YOUR TASK ▸
Copy out the lines of the rows below word for word, starting with the line that contains "y-tick-label: 11000 (109, 368, 158, 388)" and ending with the line that contains "x-tick-label: 0 (164, 621, 176, 641)", both included.

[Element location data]

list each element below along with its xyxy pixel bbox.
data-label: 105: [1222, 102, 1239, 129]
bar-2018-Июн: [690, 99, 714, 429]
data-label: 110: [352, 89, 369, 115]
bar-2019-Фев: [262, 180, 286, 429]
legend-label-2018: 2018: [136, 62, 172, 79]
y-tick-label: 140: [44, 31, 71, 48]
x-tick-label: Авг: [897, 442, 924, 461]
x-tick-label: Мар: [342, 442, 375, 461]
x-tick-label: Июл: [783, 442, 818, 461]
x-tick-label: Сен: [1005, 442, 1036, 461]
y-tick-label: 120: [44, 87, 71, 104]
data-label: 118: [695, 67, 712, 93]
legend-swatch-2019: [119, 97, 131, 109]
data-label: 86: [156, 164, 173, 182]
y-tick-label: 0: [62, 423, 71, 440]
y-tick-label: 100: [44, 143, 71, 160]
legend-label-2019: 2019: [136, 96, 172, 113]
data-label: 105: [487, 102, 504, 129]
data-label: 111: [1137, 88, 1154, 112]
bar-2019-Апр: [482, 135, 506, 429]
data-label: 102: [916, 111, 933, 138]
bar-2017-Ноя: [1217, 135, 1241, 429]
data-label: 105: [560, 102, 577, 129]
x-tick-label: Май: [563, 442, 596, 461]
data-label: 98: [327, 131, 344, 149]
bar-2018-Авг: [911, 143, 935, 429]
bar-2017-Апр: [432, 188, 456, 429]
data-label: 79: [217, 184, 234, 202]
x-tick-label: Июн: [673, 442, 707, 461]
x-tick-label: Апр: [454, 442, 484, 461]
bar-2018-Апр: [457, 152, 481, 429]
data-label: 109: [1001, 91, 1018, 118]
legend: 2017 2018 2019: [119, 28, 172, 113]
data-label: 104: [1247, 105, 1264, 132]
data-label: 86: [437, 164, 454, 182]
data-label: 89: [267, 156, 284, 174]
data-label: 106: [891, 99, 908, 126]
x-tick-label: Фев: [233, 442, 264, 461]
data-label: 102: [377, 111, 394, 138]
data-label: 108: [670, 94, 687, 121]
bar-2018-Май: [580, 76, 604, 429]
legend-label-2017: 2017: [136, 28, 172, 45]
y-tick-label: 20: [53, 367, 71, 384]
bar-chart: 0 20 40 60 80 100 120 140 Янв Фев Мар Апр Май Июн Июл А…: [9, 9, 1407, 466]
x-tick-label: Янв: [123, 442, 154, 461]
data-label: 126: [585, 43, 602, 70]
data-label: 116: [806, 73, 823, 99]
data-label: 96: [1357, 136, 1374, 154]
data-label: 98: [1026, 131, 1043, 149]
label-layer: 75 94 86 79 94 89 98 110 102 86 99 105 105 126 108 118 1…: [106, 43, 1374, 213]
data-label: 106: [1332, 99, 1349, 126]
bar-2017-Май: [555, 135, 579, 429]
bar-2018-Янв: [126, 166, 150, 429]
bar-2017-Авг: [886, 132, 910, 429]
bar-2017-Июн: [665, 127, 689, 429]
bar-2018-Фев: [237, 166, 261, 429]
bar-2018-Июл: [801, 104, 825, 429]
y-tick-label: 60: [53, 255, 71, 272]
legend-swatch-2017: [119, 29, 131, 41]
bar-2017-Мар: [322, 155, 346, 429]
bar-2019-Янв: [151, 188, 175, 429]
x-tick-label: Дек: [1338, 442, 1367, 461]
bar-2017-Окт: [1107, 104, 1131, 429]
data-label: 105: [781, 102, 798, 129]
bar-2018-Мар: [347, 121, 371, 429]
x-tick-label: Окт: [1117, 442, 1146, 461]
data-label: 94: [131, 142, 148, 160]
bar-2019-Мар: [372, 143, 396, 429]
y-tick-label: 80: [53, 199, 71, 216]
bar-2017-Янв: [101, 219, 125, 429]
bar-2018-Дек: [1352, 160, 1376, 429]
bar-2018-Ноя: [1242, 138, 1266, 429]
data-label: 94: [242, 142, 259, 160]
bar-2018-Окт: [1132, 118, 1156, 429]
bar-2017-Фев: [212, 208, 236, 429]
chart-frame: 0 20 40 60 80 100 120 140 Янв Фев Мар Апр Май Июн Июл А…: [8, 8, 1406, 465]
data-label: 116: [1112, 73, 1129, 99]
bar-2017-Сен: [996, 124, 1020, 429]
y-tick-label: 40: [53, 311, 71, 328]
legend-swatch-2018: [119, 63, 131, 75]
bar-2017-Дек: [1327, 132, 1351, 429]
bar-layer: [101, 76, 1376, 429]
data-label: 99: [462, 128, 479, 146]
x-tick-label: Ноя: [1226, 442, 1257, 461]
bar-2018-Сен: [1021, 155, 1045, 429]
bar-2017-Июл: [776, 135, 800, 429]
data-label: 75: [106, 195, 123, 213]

---

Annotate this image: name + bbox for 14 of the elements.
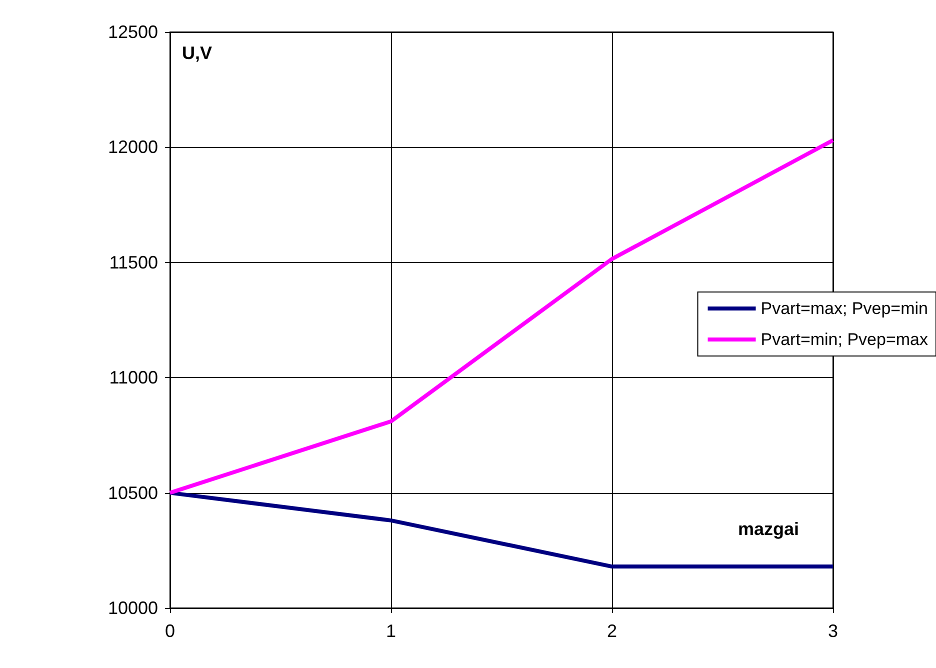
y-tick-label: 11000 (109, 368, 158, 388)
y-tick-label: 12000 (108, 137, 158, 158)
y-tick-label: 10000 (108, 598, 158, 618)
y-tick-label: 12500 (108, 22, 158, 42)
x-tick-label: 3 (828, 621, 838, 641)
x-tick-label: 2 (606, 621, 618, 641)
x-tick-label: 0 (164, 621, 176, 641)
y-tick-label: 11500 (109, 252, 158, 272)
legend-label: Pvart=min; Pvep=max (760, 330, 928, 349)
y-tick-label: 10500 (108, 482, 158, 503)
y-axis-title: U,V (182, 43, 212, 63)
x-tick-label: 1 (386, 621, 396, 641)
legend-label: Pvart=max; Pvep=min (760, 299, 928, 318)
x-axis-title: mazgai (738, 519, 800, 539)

RESPONSE BELOW ▸
y-tick-label: 11000 (109, 368, 158, 388)
y-tick-label: 12000 (108, 137, 158, 158)
y-tick-label: 10000 (108, 598, 158, 618)
y-tick-label: 12500 (108, 22, 158, 42)
x-tick-label: 3 (828, 621, 838, 641)
x-tick-label: 2 (606, 621, 618, 641)
x-tick-label: 0 (164, 621, 176, 641)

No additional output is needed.